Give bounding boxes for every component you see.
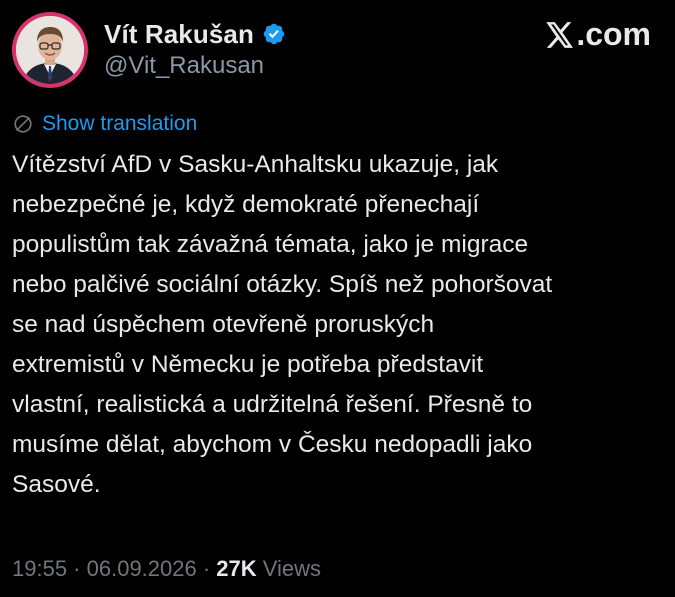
translate-icon [12, 113, 34, 135]
meta-separator-2: · [196, 556, 217, 581]
verified-badge-icon[interactable] [262, 22, 286, 46]
display-name[interactable]: Vít Rakušan [104, 19, 254, 50]
handle[interactable]: @Vit_Rakusan [104, 52, 286, 80]
tweet-card: Vít Rakušan @Vit_Rakusan .com Show trans [0, 0, 675, 597]
views-label: Views [256, 556, 322, 581]
views-count: 27K [216, 556, 257, 581]
tweet-date[interactable]: 06.09.2026 [87, 556, 197, 581]
tweet-meta: 19:55 · 06.09.2026 · 27K Views [12, 556, 321, 582]
show-translation-link[interactable]: Show translation [12, 112, 197, 136]
author-block: Vít Rakušan @Vit_Rakusan [104, 18, 286, 80]
tweet-text: Vítězství AfD v Sasku-Anhaltsku ukazuje,… [12, 151, 553, 498]
avatar-photo [16, 16, 84, 84]
meta-separator: · [67, 556, 87, 581]
name-row: Vít Rakušan [104, 18, 286, 50]
tweet-time[interactable]: 19:55 [12, 556, 67, 581]
show-translation-label: Show translation [42, 112, 198, 135]
avatar[interactable] [12, 12, 88, 88]
site-domain: .com [576, 16, 651, 52]
site-watermark: .com [546, 16, 651, 53]
x-logo-icon [546, 21, 574, 48]
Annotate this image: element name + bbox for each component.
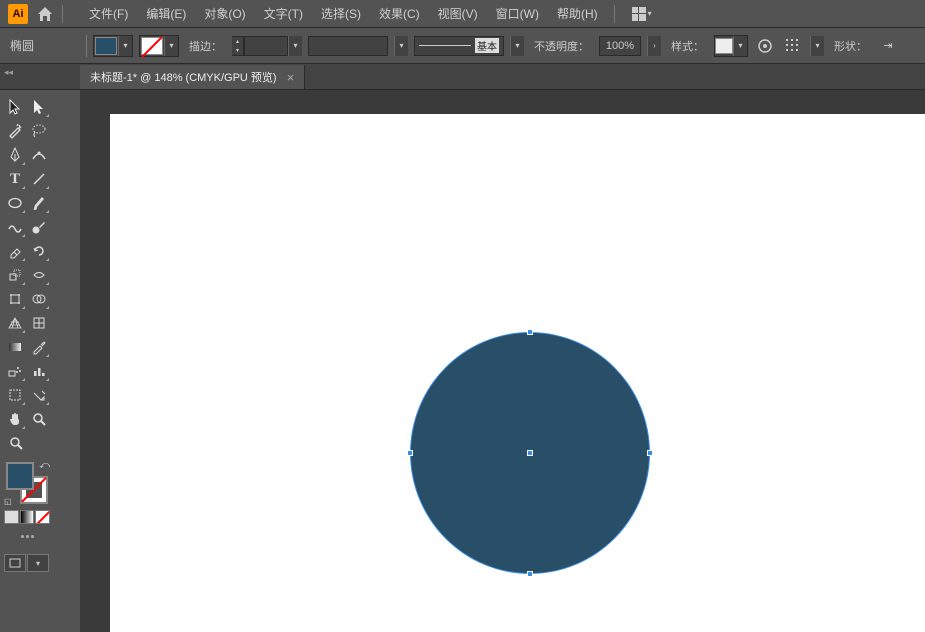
artboard[interactable] [110,114,925,632]
direct-selection-tool[interactable] [28,96,50,118]
stroke-weight-label: 描边： [189,38,222,54]
stroke-swatch[interactable] [141,37,163,55]
eyedropper-tool[interactable] [28,336,50,358]
shape-builder-tool[interactable] [28,288,50,310]
swap-fill-stroke-icon[interactable]: ⤺ [39,460,50,471]
brush-definition[interactable]: 基本 [414,36,504,56]
color-mode-buttons [4,510,50,524]
width-tool[interactable] [28,264,50,286]
default-fill-stroke-icon[interactable]: ◱ [4,497,12,506]
slice-tool[interactable] [28,384,50,406]
line-tool[interactable] [28,168,50,190]
menu-help[interactable]: 帮助(H) [549,1,606,26]
menu-select[interactable]: 选择(S) [313,1,369,26]
zoom-tool[interactable] [28,408,50,430]
opacity-label: 不透明度： [534,38,589,54]
menu-file[interactable]: 文件(F) [81,1,136,26]
zoom-tool-wide[interactable] [4,432,50,454]
var-width-profile-dropdown[interactable] [308,36,388,56]
menu-edit[interactable]: 编辑(E) [138,1,194,26]
style-label: 样式： [671,38,704,54]
selection-handle-center[interactable] [527,450,533,456]
control-bar: 椭圆 ▾ ▾ 描边： ▴▾ ▾ ▾ 基本 ▾ 不透明度： › 样式： ▾ ▾ 形… [0,28,925,64]
stroke-dropdown-btn[interactable]: ▾ [164,36,178,56]
menu-bar: Ai 文件(F) 编辑(E) 对象(O) 文字(T) 选择(S) 效果(C) 视… [0,0,925,28]
menu-text[interactable]: 文字(T) [256,1,311,26]
stroke-swatch-dropdown[interactable]: ▾ [139,35,179,57]
style-swatch [715,38,733,54]
recolor-artwork-icon[interactable] [754,35,776,57]
stroke-weight-stepper[interactable]: ▴▾ [232,36,244,56]
color-mode-solid[interactable] [4,510,19,524]
perspective-grid-tool[interactable] [4,312,26,334]
gradient-tool[interactable] [4,336,26,358]
paintbrush-tool[interactable] [28,192,50,214]
selection-handle-right[interactable] [647,450,653,456]
curvature-tool[interactable] [28,144,50,166]
document-tab-title: 未标题-1* @ 148% (CMYK/GPU 预览) [90,69,277,85]
document-tab-bar: 未标题-1* @ 148% (CMYK/GPU 预览) × [0,64,925,90]
workspace-switcher[interactable]: ▾ [629,4,655,24]
selection-handle-left[interactable] [407,450,413,456]
draw-mode-normal[interactable] [4,554,26,572]
edit-toolbar-icon[interactable] [17,530,37,542]
color-mode-gradient[interactable] [20,510,35,524]
app-logo: Ai [8,4,28,24]
shaper-tool[interactable] [4,216,26,238]
brush-dropdown-btn[interactable]: ▾ [510,36,524,56]
mesh-tool[interactable] [28,312,50,334]
fill-swatch-dropdown[interactable]: ▾ [93,35,133,57]
brush-preview-line [419,45,471,46]
rotate-tool[interactable] [28,240,50,262]
free-transform-tool[interactable] [4,288,26,310]
document-tab-active[interactable]: 未标题-1* @ 148% (CMYK/GPU 预览) × [80,65,305,89]
align-dropdown-btn[interactable]: ▾ [810,36,824,56]
blob-brush-tool[interactable] [28,216,50,238]
panel-collapse-icon[interactable]: ◂◂ [4,67,13,78]
workspace[interactable] [80,90,925,632]
shape-expand-icon[interactable]: ⇥ [877,35,899,57]
toolbox-fill-swatch[interactable] [6,462,34,490]
hand-tool[interactable] [4,408,26,430]
home-icon[interactable] [36,5,54,23]
selection-handle-top[interactable] [527,329,533,335]
ellipse-tool[interactable] [4,192,26,214]
graphic-style-dropdown[interactable]: ▾ [714,35,748,57]
selection-tool[interactable] [4,96,26,118]
menu-items: 文件(F) 编辑(E) 对象(O) 文字(T) 选择(S) 效果(C) 视图(V… [81,1,606,26]
selected-ellipse[interactable] [410,332,650,574]
screen-mode-dropdown[interactable]: ▾ [27,554,49,572]
stroke-weight-input[interactable] [244,36,288,56]
fill-stroke-indicator: ⤺ ◱ [4,460,50,506]
brush-name: 基本 [475,38,499,53]
selection-handle-bottom[interactable] [527,571,533,577]
shape-label: 形状： [834,38,867,54]
type-tool[interactable]: T [4,168,26,190]
symbol-sprayer-tool[interactable] [4,360,26,382]
fill-dropdown-btn[interactable]: ▾ [118,36,132,56]
scale-tool[interactable] [4,264,26,286]
fill-swatch[interactable] [95,37,117,55]
magic-wand-tool[interactable] [4,120,26,142]
menu-window[interactable]: 窗口(W) [488,1,547,26]
close-tab-icon[interactable]: × [287,70,295,85]
menu-view[interactable]: 视图(V) [430,1,486,26]
style-dropdown-btn[interactable]: ▾ [733,36,747,56]
lasso-tool[interactable] [28,120,50,142]
opacity-input[interactable] [599,36,641,56]
screen-mode-buttons: ▾ [4,554,50,572]
color-mode-none[interactable] [35,510,50,524]
pen-tool[interactable] [4,144,26,166]
menu-object[interactable]: 对象(O) [196,1,253,26]
menu-effect[interactable]: 效果(C) [371,1,428,26]
selection-type-label: 椭圆 [10,37,80,54]
eraser-tool[interactable] [4,240,26,262]
stroke-weight-dropdown[interactable]: ▾ [288,36,302,56]
var-width-dropdown-btn[interactable]: ▾ [394,36,408,56]
opacity-dropdown-btn[interactable]: › [647,36,661,56]
artboard-tool[interactable] [4,384,26,406]
align-panel-icon[interactable] [782,35,804,57]
column-graph-tool[interactable] [28,360,50,382]
tools-panel: T ⤺ [2,92,52,576]
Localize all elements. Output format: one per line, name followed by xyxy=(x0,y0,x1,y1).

• Stated exercise:
Retype all of the material above line for line, leaving out the pictures.

• Response to the task:
Give bounding boxes for every component you see.
translate-icon [12, 113, 34, 135]
meta-separator-2: · [196, 556, 217, 581]
verified-badge-icon[interactable] [262, 22, 286, 46]
display-name[interactable]: Vít Rakušan [104, 19, 254, 50]
handle[interactable]: @Vit_Rakusan [104, 52, 286, 80]
tweet-card: Vít Rakušan @Vit_Rakusan .com Show trans [0, 0, 675, 597]
views-label: Views [256, 556, 322, 581]
views-count: 27K [216, 556, 257, 581]
tweet-date[interactable]: 06.09.2026 [87, 556, 197, 581]
tweet-meta: 19:55 · 06.09.2026 · 27K Views [12, 556, 321, 582]
show-translation-link[interactable]: Show translation [12, 112, 197, 136]
author-block: Vít Rakušan @Vit_Rakusan [104, 18, 286, 80]
tweet-text: Vítězství AfD v Sasku-Anhaltsku ukazuje,… [12, 151, 553, 498]
avatar-photo [16, 16, 84, 84]
meta-separator: · [67, 556, 87, 581]
name-row: Vít Rakušan [104, 18, 286, 50]
tweet-time[interactable]: 19:55 [12, 556, 67, 581]
show-translation-label: Show translation [42, 112, 198, 135]
avatar[interactable] [12, 12, 88, 88]
site-domain: .com [576, 16, 651, 52]
site-watermark: .com [546, 16, 651, 53]
x-logo-icon [546, 21, 574, 48]
Annotate this image: element name + bbox for each component.
artboard[interactable] [110,114,925,632]
direct-selection-tool[interactable] [28,96,50,118]
stroke-weight-label: 描边： [189,38,222,54]
stroke-swatch[interactable] [141,37,163,55]
eyedropper-tool[interactable] [28,336,50,358]
shape-builder-tool[interactable] [28,288,50,310]
swap-fill-stroke-icon[interactable]: ⤺ [39,460,50,471]
brush-definition[interactable]: 基本 [414,36,504,56]
color-mode-buttons [4,510,50,524]
width-tool[interactable] [28,264,50,286]
default-fill-stroke-icon[interactable]: ◱ [4,497,12,506]
slice-tool[interactable] [28,384,50,406]
line-tool[interactable] [28,168,50,190]
menu-help[interactable]: 帮助(H) [549,1,606,26]
menu-select[interactable]: 选择(S) [313,1,369,26]
zoom-tool[interactable] [28,408,50,430]
opacity-label: 不透明度： [534,38,589,54]
menu-file[interactable]: 文件(F) [81,1,136,26]
zoom-tool-wide[interactable] [4,432,50,454]
var-width-profile-dropdown[interactable] [308,36,388,56]
menu-edit[interactable]: 编辑(E) [138,1,194,26]
style-label: 样式： [671,38,704,54]
selection-handle-center[interactable] [527,450,533,456]
control-bar: 椭圆 ▾ ▾ 描边： ▴▾ ▾ ▾ 基本 ▾ 不透明度： › 样式： ▾ ▾ 形… [0,28,925,64]
stroke-dropdown-btn[interactable]: ▾ [164,36,178,56]
menu-bar: Ai 文件(F) 编辑(E) 对象(O) 文字(T) 选择(S) 效果(C) 视… [0,0,925,28]
menu-text[interactable]: 文字(T) [256,1,311,26]
stroke-swatch-dropdown[interactable]: ▾ [139,35,179,57]
style-swatch [715,38,733,54]
recolor-artwork-icon[interactable] [754,35,776,57]
stroke-weight-stepper[interactable]: ▴▾ [232,36,244,56]
color-mode-solid[interactable] [4,510,19,524]
perspective-grid-tool[interactable] [4,312,26,334]
gradient-tool[interactable] [4,336,26,358]
paintbrush-tool[interactable] [28,192,50,214]
selection-handle-right[interactable] [647,450,653,456]
curvature-tool[interactable] [28,144,50,166]
document-tab-title: 未标题-1* @ 148% (CMYK/GPU 预览) [90,69,277,85]
document-tab-bar: 未标题-1* @ 148% (CMYK/GPU 预览) × [0,64,925,90]
workspace-switcher[interactable]: ▾ [629,4,655,24]
selection-handle-left[interactable] [407,450,413,456]
draw-mode-normal[interactable] [4,554,26,572]
edit-toolbar-icon[interactable] [17,530,37,542]
color-mode-gradient[interactable] [20,510,35,524]
app-logo: Ai [8,4,28,24]
shaper-tool[interactable] [4,216,26,238]
brush-dropdown-btn[interactable]: ▾ [510,36,524,56]
mesh-tool[interactable] [28,312,50,334]
fill-swatch-dropdown[interactable]: ▾ [93,35,133,57]
brush-preview-line [419,45,471,46]
rotate-tool[interactable] [28,240,50,262]
free-transform-tool[interactable] [4,288,26,310]
document-tab-active[interactable]: 未标题-1* @ 148% (CMYK/GPU 预览) × [80,65,305,89]
align-dropdown-btn[interactable]: ▾ [810,36,824,56]
blob-brush-tool[interactable] [28,216,50,238]
panel-collapse-icon[interactable]: ◂◂ [4,67,13,78]
workspace[interactable] [80,90,925,632]
shape-expand-icon[interactable]: ⇥ [877,35,899,57]
toolbox-fill-swatch[interactable] [6,462,34,490]
hand-tool[interactable] [4,408,26,430]
home-icon[interactable] [36,5,54,23]
selection-handle-top[interactable] [527,329,533,335]
ellipse-tool[interactable] [4,192,26,214]
graphic-style-dropdown[interactable]: ▾ [714,35,748,57]
selection-tool[interactable] [4,96,26,118]
menu-items: 文件(F) 编辑(E) 对象(O) 文字(T) 选择(S) 效果(C) 视图(V… [81,1,606,26]
selected-ellipse[interactable] [410,332,650,574]
screen-mode-dropdown[interactable]: ▾ [27,554,49,572]
stroke-weight-input[interactable] [244,36,288,56]
fill-stroke-indicator: ⤺ ◱ [4,460,50,506]
brush-name: 基本 [475,38,499,53]
selection-handle-bottom[interactable] [527,571,533,577]
shape-label: 形状： [834,38,867,54]
type-tool[interactable]: T [4,168,26,190]
symbol-sprayer-tool[interactable] [4,360,26,382]
fill-dropdown-btn[interactable]: ▾ [118,36,132,56]
scale-tool[interactable] [4,264,26,286]
fill-swatch[interactable] [95,37,117,55]
magic-wand-tool[interactable] [4,120,26,142]
menu-window[interactable]: 窗口(W) [488,1,547,26]
close-tab-icon[interactable]: × [287,70,295,85]
menu-view[interactable]: 视图(V) [430,1,486,26]
style-dropdown-btn[interactable]: ▾ [733,36,747,56]
lasso-tool[interactable] [28,120,50,142]
opacity-input[interactable] [599,36,641,56]
screen-mode-buttons: ▾ [4,554,50,572]
color-mode-none[interactable] [35,510,50,524]
pen-tool[interactable] [4,144,26,166]
menu-object[interactable]: 对象(O) [196,1,253,26]
menu-effect[interactable]: 效果(C) [371,1,428,26]
selection-type-label: 椭圆 [10,37,80,54]
eraser-tool[interactable] [4,240,26,262]
stroke-weight-dropdown[interactable]: ▾ [288,36,302,56]
var-width-dropdown-btn[interactable]: ▾ [394,36,408,56]
opacity-dropdown-btn[interactable]: › [647,36,661,56]
artboard-tool[interactable] [4,384,26,406]
align-panel-icon[interactable] [782,35,804,57]
column-graph-tool[interactable] [28,360,50,382]
tools-panel: T ⤺ [2,92,52,576]
Localize all elements. Output format: one per line, name followed by xyxy=(x0,y0,x1,y1).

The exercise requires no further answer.